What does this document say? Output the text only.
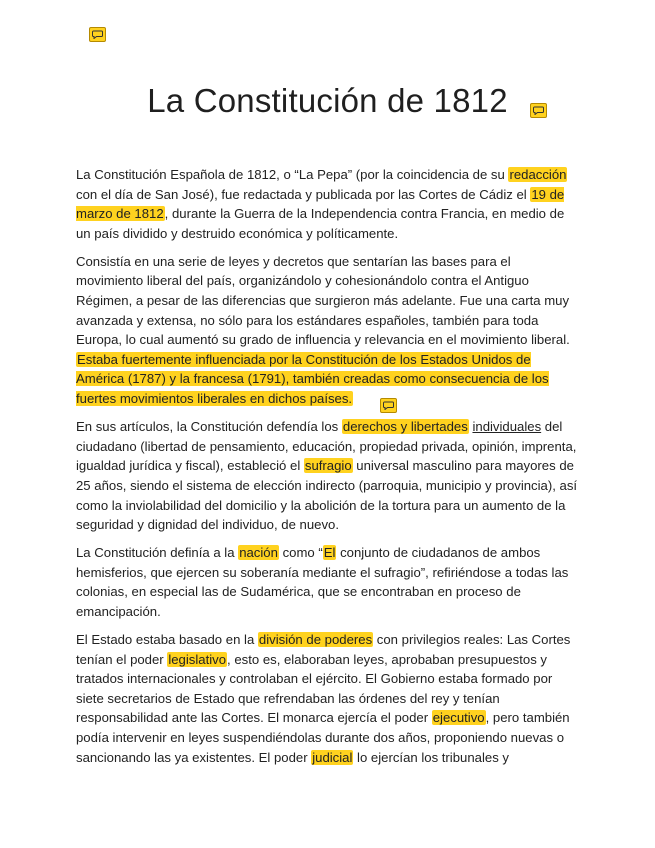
La Constitución de 1812

La Constitución Española de 1812, o “La Pepa” (por la coincidencia de su redacción con el día de San José), fue redactada y publicada por las Cortes de Cádiz el 19 de marzo de 1812, durante la Guerra de la Independencia contra Francia, en medio de un país dividido y destruido económica y políticamente.

Consistía en una serie de leyes y decretos que sentarían las bases para el movimiento liberal del país, organizándolo y cohesionándolo contra el Antiguo Régimen, a pesar de las diferencias que surgieron más adelante. Fue una carta muy avanzada y extensa, no sólo para los estándares españoles, también para toda Europa, lo cual aumentó su grado de influencia y relevancia en el movimiento liberal. Estaba fuertemente influenciada por la Constitución de los Estados Unidos de América (1787) y la francesa (1791), también creadas como consecuencia de los fuertes movimientos liberales en dichos países.

En sus artículos, la Constitución defendía los derechos y libertades individuales del ciudadano (libertad de pensamiento, educación, propiedad privada, opinión, imprenta, igualdad jurídica y fiscal), estableció el sufragio universal masculino para mayores de 25 años, siendo el sistema de elección indirecto (parroquia, municipio y provincia), así como la inviolabilidad del domicilio y la abolición de la tortura para un aumento de la seguridad y dignidad del individuo, de nuevo.

La Constitución definía a la nación como “El conjunto de ciudadanos de ambos hemisferios, que ejercen su soberanía mediante el sufragio”, refiriéndose a todas las colonias, en especial las de Sudamérica, que se encontraban en proceso de emancipación.

El Estado estaba basado en la división de poderes con privilegios reales: Las Cortes tenían el poder legislativo, esto es, elaboraban leyes, aprobaban presupuestos y tratados internacionales y controlaban el ejército. El Gobierno estaba formado por siete secretarios de Estado que refrendaban las órdenes del rey y tenían responsabilidad ante las Cortes. El monarca ejercía el poder ejecutivo, pero también podía intervenir en leyes suspendiéndolas durante dos años, proponiendo nuevas o sancionando las ya existentes. El poder judicial lo ejercían los tribunales y
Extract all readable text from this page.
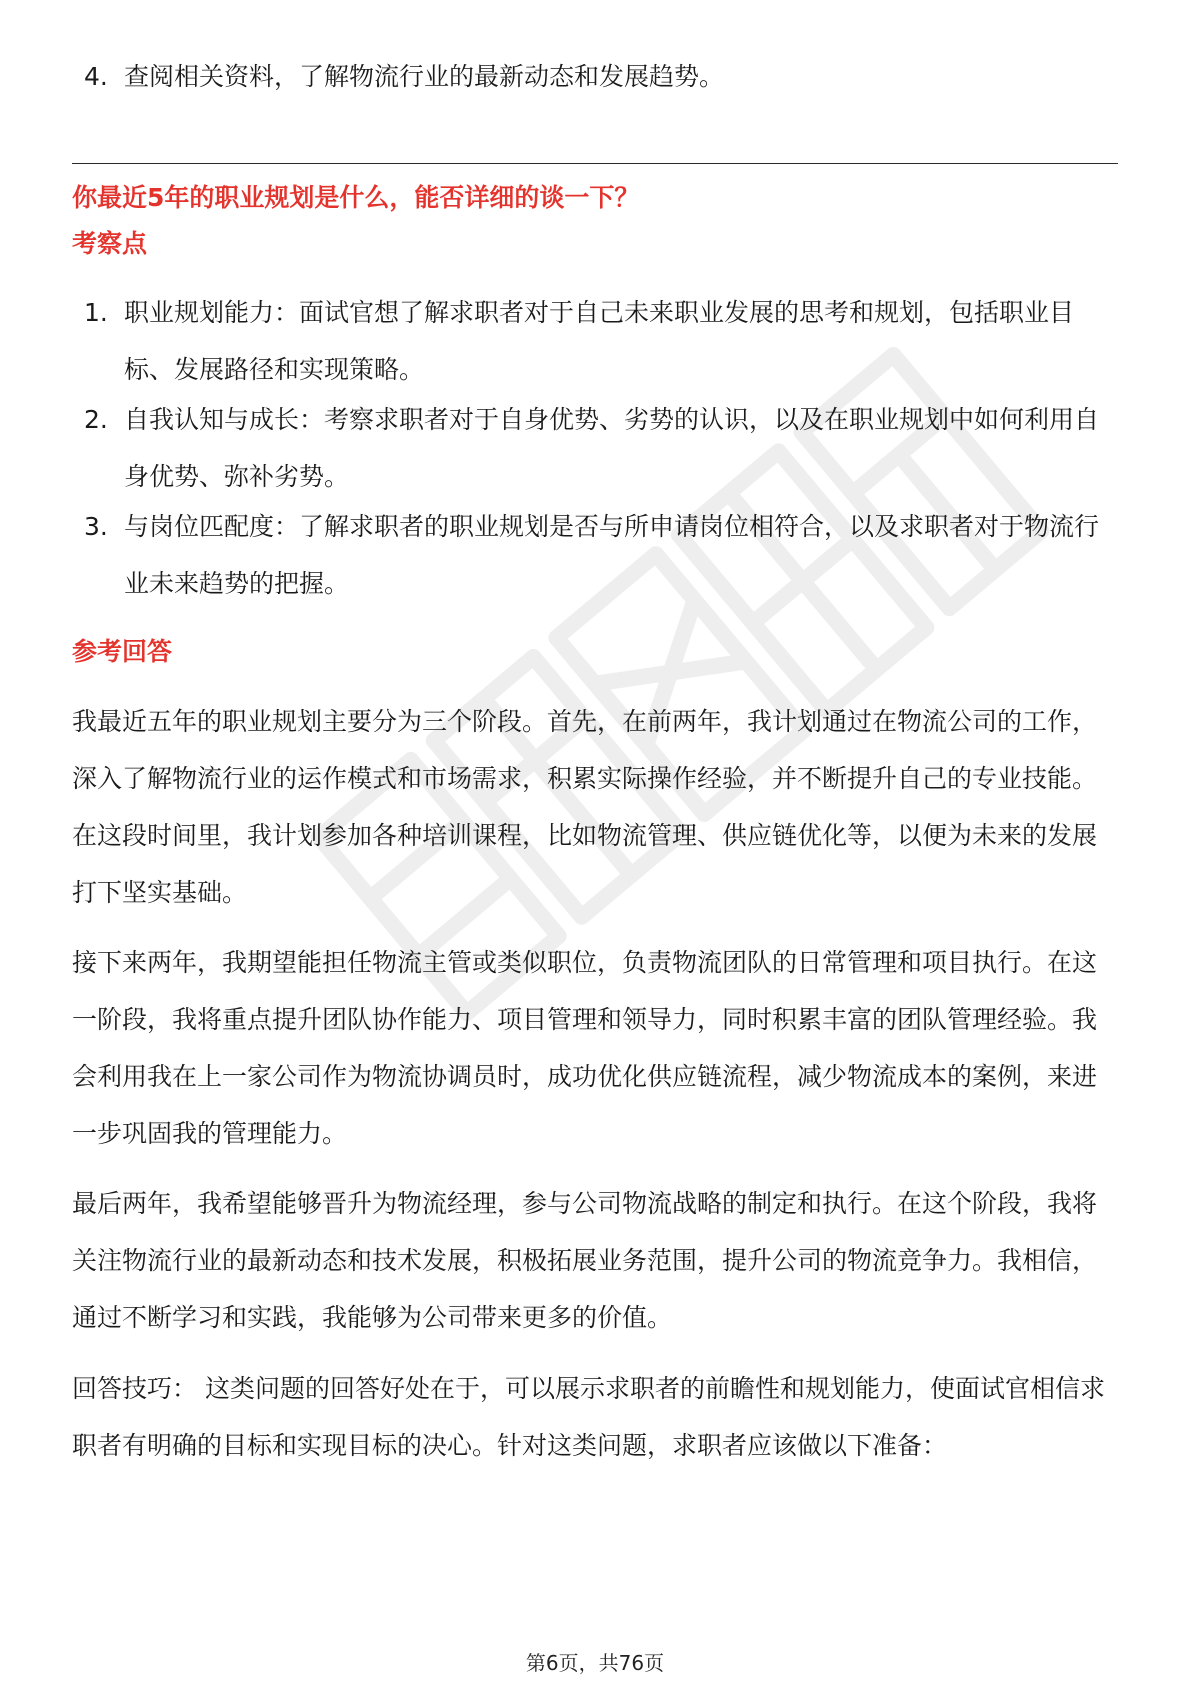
4. 查阅相关资料，了解物流行业的最新动态和发展趋势。
你最近5年的职业规划是什么，能否详细的谈一下？
考察点
1. 职业规划能力：面试官想了解求职者对于自己未来职业发展的思考和规划，包括职业目标、发展路径和实现策略。
2. 自我认知与成长：考察求职者对于自身优势、劣势的认识，以及在职业规划中如何利用自身优势、弥补劣势。
3. 与岗位匹配度：了解求职者的职业规划是否与所申请岗位相符合，以及求职者对于物流行业未来趋势的把握。
参考回答

我最近五年的职业规划主要分为三个阶段。首先，在前两年，我计划通过在物流公司的工作，深入了解物流行业的运作模式和市场需求，积累实际操作经验，并不断提升自己的专业技能。在这段时间里，我计划参加各种培训课程，比如物流管理、供应链优化等，以便为未来的发展打下坚实基础。

接下来两年，我期望能担任物流主管或类似职位，负责物流团队的日常管理和项目执行。在这一阶段，我将重点提升团队协作能力、项目管理和领导力，同时积累丰富的团队管理经验。我会利用我在上一家公司作为物流协调员时，成功优化供应链流程，减少物流成本的案例，来进一步巩固我的管理能力。

最后两年，我希望能够晋升为物流经理，参与公司物流战略的制定和执行。在这个阶段，我将关注物流行业的最新动态和技术发展，积极拓展业务范围，提升公司的物流竞争力。我相信，通过不断学习和实践，我能够为公司带来更多的价值。

回答技巧： 这类问题的回答好处在于，可以展示求职者的前瞻性和规划能力，使面试官相信求职者有明确的目标和实现目标的决心。针对这类问题，求职者应该做以下准备：

第6页，共76页
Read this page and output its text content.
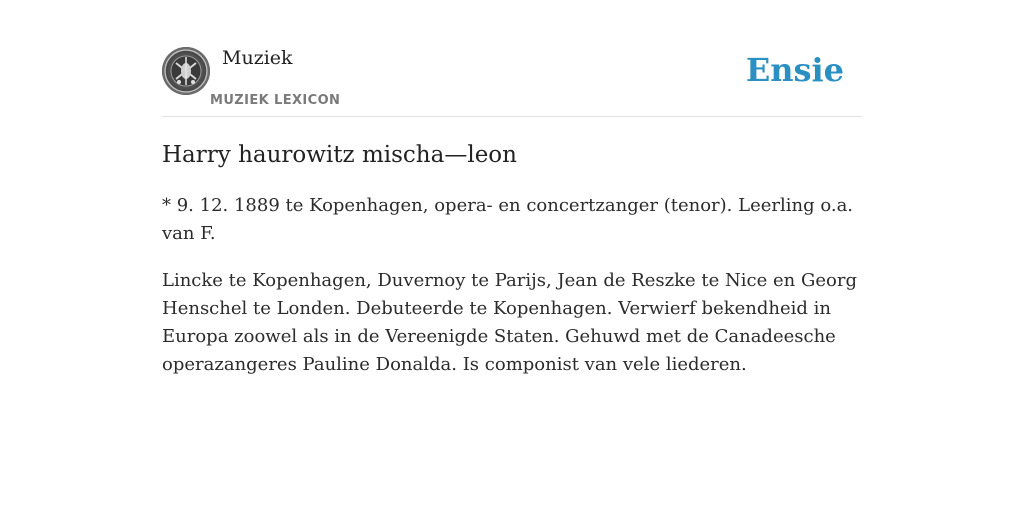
Muziek
MUZIEK LEXICON
Ensie
Harry haurowitz mischa—leon

* 9. 12. 1889 te Kopenhagen, opera- en concertzanger (tenor). Leerling o.a. van F.

Lincke te Kopenhagen, Duvernoy te Parijs, Jean de Reszke te Nice en Georg Henschel te Londen. Debuteerde te Kopenhagen. Verwierf bekendheid in Europa zoowel als in de Vereenigde Staten. Gehuwd met de Canadeesche operazangeres Pauline Donalda. Is componist van vele liederen.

· · · ·

Written exercise: Nothing in the entries above should change when they are printed again, except that the pictures are dropped.

Finished exercise:
What does this document say? Output the text only.
La Constitución de 1812

La Constitución Española de 1812, o “La Pepa” (por la coincidencia de su redacción con el día de San José), fue redactada y publicada por las Cortes de Cádiz el 19 de marzo de 1812, durante la Guerra de la Independencia contra Francia, en medio de un país dividido y destruido económica y políticamente.

Consistía en una serie de leyes y decretos que sentarían las bases para el movimiento liberal del país, organizándolo y cohesionándolo contra el Antiguo Régimen, a pesar de las diferencias que surgieron más adelante. Fue una carta muy avanzada y extensa, no sólo para los estándares españoles, también para toda Europa, lo cual aumentó su grado de influencia y relevancia en el movimiento liberal. Estaba fuertemente influenciada por la Constitución de los Estados Unidos de América (1787) y la francesa (1791), también creadas como consecuencia de los fuertes movimientos liberales en dichos países.

En sus artículos, la Constitución defendía los derechos y libertades individuales del ciudadano (libertad de pensamiento, educación, propiedad privada, opinión, imprenta, igualdad jurídica y fiscal), estableció el sufragio universal masculino para mayores de 25 años, siendo el sistema de elección indirecto (parroquia, municipio y provincia), así como la inviolabilidad del domicilio y la abolición de la tortura para un aumento de la seguridad y dignidad del individuo, de nuevo.

La Constitución definía a la nación como “El conjunto de ciudadanos de ambos hemisferios, que ejercen su soberanía mediante el sufragio”, refiriéndose a todas las colonias, en especial las de Sudamérica, que se encontraban en proceso de emancipación.

El Estado estaba basado en la división de poderes con privilegios reales: Las Cortes tenían el poder legislativo, esto es, elaboraban leyes, aprobaban presupuestos y tratados internacionales y controlaban el ejército. El Gobierno estaba formado por siete secretarios de Estado que refrendaban las órdenes del rey y tenían responsabilidad ante las Cortes. El monarca ejercía el poder ejecutivo, pero también podía intervenir en leyes suspendiéndolas durante dos años, proponiendo nuevas o sancionando las ya existentes. El poder judicial lo ejercían los tribunales y
Extract all readable text from this page.
4. 查阅相关资料，了解物流行业的最新动态和发展趋势。
你最近5年的职业规划是什么，能否详细的谈一下？
考察点
1. 职业规划能力：面试官想了解求职者对于自己未来职业发展的思考和规划，包括职业目标、发展路径和实现策略。
2. 自我认知与成长：考察求职者对于自身优势、劣势的认识，以及在职业规划中如何利用自身优势、弥补劣势。
3. 与岗位匹配度：了解求职者的职业规划是否与所申请岗位相符合，以及求职者对于物流行业未来趋势的把握。
参考回答

我最近五年的职业规划主要分为三个阶段。首先，在前两年，我计划通过在物流公司的工作，深入了解物流行业的运作模式和市场需求，积累实际操作经验，并不断提升自己的专业技能。在这段时间里，我计划参加各种培训课程，比如物流管理、供应链优化等，以便为未来的发展打下坚实基础。

接下来两年，我期望能担任物流主管或类似职位，负责物流团队的日常管理和项目执行。在这一阶段，我将重点提升团队协作能力、项目管理和领导力，同时积累丰富的团队管理经验。我会利用我在上一家公司作为物流协调员时，成功优化供应链流程，减少物流成本的案例，来进一步巩固我的管理能力。

最后两年，我希望能够晋升为物流经理，参与公司物流战略的制定和执行。在这个阶段，我将关注物流行业的最新动态和技术发展，积极拓展业务范围，提升公司的物流竞争力。我相信，通过不断学习和实践，我能够为公司带来更多的价值。

回答技巧： 这类问题的回答好处在于，可以展示求职者的前瞻性和规划能力，使面试官相信求职者有明确的目标和实现目标的决心。针对这类问题，求职者应该做以下准备：

第6页，共76页
Read this page and output its text content.
Muziek
MUZIEK LEXICON
Ensie
Harry haurowitz mischa—leon

* 9. 12. 1889 te Kopenhagen, opera- en concertzanger (tenor). Leerling o.a. van F.

Lincke te Kopenhagen, Duvernoy te Parijs, Jean de Reszke te Nice en Georg Henschel te Londen. Debuteerde te Kopenhagen. Verwierf bekendheid in Europa zoowel als in de Vereenigde Staten. Gehuwd met de Canadeesche operazangeres Pauline Donalda. Is componist van vele liederen.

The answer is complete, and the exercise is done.